Exercise requirements:
Write out exactly the lines from the one containing "Read the values" through the last line of the records below, both included, and leave out any pictures.

_ _ _ _

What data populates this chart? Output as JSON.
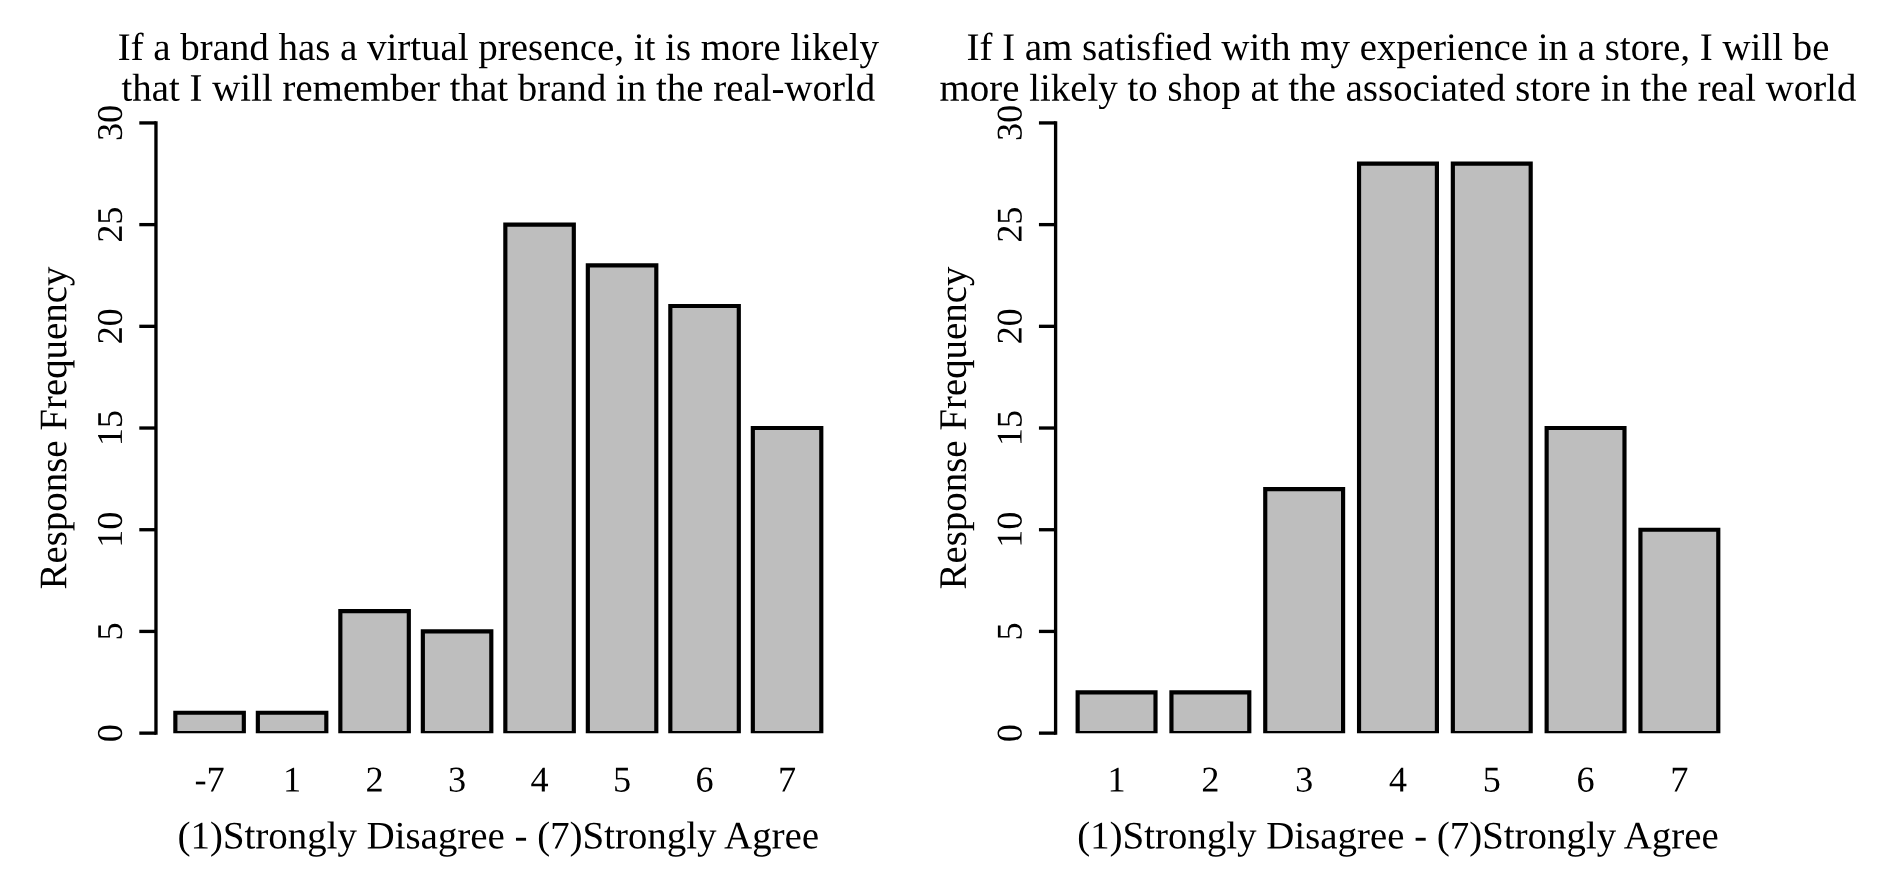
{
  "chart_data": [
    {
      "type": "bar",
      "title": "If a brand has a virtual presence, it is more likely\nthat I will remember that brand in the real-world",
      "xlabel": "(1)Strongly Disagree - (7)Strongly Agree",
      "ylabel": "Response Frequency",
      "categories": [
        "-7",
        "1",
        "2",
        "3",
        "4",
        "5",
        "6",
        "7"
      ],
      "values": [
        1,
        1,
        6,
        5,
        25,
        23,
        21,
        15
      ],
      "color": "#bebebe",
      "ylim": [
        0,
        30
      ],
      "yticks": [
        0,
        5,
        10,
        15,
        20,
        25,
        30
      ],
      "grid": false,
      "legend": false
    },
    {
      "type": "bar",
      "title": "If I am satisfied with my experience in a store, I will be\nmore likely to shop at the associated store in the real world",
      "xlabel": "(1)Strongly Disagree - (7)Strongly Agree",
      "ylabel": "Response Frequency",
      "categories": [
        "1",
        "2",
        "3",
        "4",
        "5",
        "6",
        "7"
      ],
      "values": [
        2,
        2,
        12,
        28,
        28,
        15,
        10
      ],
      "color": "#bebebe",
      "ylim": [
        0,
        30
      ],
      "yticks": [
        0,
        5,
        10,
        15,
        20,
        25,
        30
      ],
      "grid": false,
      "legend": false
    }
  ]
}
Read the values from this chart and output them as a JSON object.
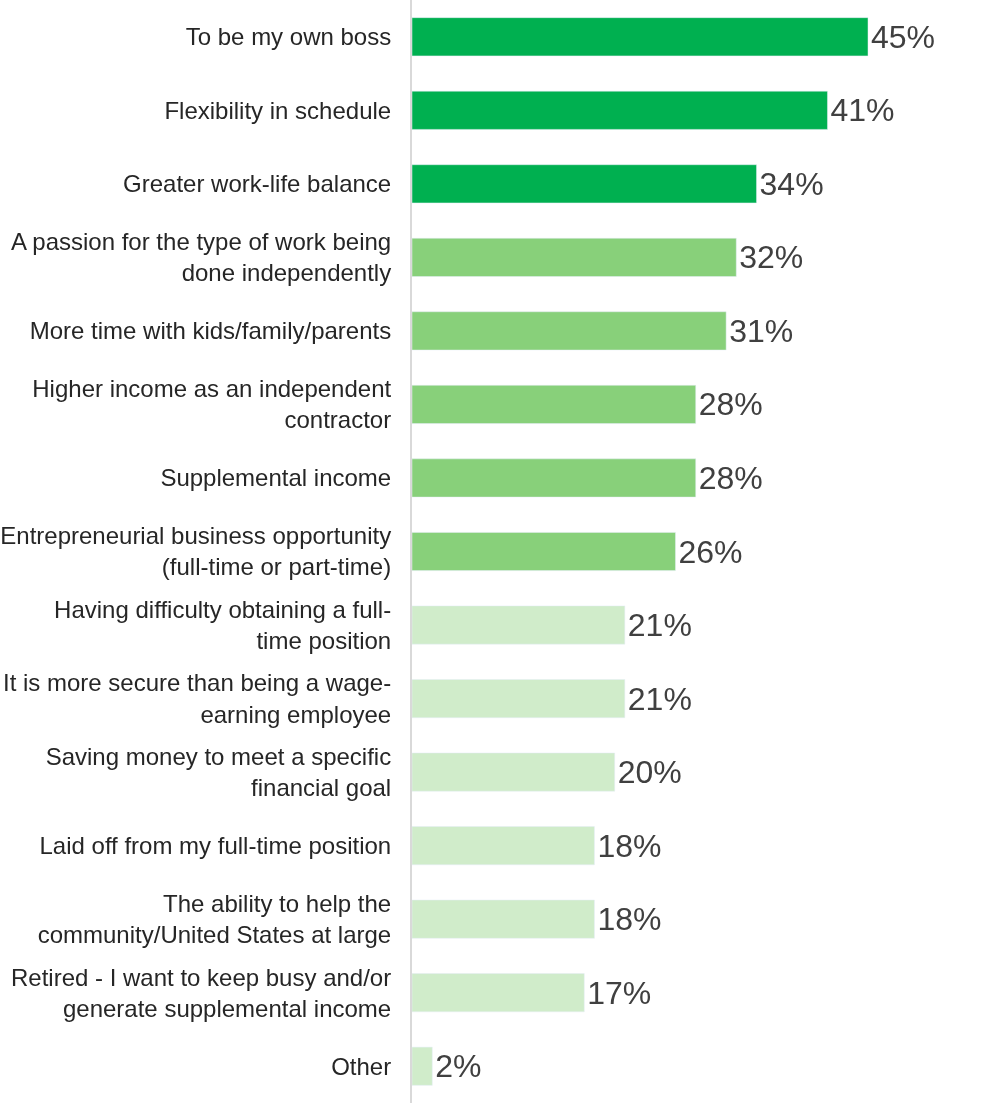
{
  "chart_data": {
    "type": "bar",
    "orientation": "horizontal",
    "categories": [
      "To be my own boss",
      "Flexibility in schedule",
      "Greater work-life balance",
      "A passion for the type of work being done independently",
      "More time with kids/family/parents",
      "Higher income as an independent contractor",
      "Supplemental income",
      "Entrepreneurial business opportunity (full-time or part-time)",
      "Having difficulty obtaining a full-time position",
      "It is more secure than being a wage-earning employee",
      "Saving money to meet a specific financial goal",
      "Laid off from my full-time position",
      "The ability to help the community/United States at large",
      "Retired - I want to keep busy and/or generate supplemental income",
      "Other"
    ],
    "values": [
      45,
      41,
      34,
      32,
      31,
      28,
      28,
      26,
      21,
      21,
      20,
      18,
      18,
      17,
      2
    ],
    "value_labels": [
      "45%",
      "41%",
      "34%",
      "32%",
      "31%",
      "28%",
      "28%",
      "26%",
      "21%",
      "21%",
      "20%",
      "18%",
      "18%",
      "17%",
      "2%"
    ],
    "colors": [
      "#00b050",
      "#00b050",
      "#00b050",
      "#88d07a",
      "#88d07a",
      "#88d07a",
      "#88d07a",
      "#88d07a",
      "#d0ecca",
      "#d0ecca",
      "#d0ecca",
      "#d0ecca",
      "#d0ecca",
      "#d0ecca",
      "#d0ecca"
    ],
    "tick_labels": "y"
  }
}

_ _ _ _

Exercise response:
Read the values from this chart and output them as a JSON object.
{
  "chart_data": {
    "type": "bar",
    "orientation": "horizontal",
    "categories": [
      "To be my own boss",
      "Flexibility in schedule",
      "Greater work-life balance",
      "A passion for the type of work being done independently",
      "More time with kids/family/parents",
      "Higher income as an independent contractor",
      "Supplemental income",
      "Entrepreneurial business opportunity (full-time or part-time)",
      "Having difficulty obtaining a full-time position",
      "It is more secure than being a wage-earning employee",
      "Saving money to meet a specific financial goal",
      "Laid off from my full-time position",
      "The ability to help the community/United States at large",
      "Retired - I want to keep busy and/or generate supplemental income",
      "Other"
    ],
    "values": [
      45,
      41,
      34,
      32,
      31,
      28,
      28,
      26,
      21,
      21,
      20,
      18,
      18,
      17,
      2
    ],
    "value_labels": [
      "45%",
      "41%",
      "34%",
      "32%",
      "31%",
      "28%",
      "28%",
      "26%",
      "21%",
      "21%",
      "20%",
      "18%",
      "18%",
      "17%",
      "2%"
    ],
    "colors": [
      "#00b050",
      "#00b050",
      "#00b050",
      "#88d07a",
      "#88d07a",
      "#88d07a",
      "#88d07a",
      "#88d07a",
      "#d0ecca",
      "#d0ecca",
      "#d0ecca",
      "#d0ecca",
      "#d0ecca",
      "#d0ecca",
      "#d0ecca"
    ],
    "tick_labels": "y"
  }
}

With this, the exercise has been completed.